- [GIVEN REQUEST]:
Reproduce the listing below word for word, starting at its first line and ending with the line that contains "panel-b-y-axis-label: Contractile amplitude". Include both of those lines.

- [RECORDS SHOWN]:

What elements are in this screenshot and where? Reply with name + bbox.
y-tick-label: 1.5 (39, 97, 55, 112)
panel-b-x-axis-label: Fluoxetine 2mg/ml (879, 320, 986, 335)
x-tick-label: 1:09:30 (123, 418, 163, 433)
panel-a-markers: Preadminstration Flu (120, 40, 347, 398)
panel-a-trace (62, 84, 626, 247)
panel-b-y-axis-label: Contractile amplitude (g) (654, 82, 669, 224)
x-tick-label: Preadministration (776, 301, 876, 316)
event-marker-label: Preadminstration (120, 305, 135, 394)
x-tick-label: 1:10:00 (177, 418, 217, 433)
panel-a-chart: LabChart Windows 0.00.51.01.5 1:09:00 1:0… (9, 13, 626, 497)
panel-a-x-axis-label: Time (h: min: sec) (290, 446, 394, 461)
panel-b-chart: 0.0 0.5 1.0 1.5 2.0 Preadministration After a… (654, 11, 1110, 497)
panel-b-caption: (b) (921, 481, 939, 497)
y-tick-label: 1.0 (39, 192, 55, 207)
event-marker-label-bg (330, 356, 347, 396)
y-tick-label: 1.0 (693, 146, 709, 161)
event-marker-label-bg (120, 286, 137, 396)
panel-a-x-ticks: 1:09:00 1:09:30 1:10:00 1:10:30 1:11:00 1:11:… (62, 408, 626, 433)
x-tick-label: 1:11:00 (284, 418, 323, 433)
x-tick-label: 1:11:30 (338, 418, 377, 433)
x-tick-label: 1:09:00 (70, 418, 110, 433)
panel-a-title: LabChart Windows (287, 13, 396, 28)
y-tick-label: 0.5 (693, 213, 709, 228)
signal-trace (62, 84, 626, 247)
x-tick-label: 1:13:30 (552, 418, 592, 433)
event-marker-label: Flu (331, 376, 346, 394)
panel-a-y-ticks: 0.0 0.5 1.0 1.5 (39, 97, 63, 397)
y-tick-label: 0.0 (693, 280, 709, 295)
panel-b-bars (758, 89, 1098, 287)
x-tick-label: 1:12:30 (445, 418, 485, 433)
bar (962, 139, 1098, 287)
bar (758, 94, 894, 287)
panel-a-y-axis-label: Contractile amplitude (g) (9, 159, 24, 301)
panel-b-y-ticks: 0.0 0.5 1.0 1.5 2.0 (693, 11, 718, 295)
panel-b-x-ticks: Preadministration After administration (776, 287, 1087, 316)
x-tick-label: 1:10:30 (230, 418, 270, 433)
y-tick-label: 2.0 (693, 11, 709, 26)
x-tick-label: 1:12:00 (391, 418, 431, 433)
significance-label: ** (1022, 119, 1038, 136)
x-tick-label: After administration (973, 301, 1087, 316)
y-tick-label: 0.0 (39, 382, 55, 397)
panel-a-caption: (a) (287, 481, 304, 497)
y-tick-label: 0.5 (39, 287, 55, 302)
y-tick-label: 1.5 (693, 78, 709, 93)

- [EXERCISE RESPONSE]:
What elements are in this screenshot and where? Reply with name + bbox.
y-tick-label: 1.5 (39, 97, 55, 112)
panel-b-x-axis-label: Fluoxetine 2mg/ml (879, 320, 986, 335)
x-tick-label: 1:09:30 (123, 418, 163, 433)
panel-a-markers: Preadminstration Flu (120, 40, 347, 398)
panel-a-trace (62, 84, 626, 247)
panel-b-y-axis-label: Contractile amplitude (g) (654, 82, 669, 224)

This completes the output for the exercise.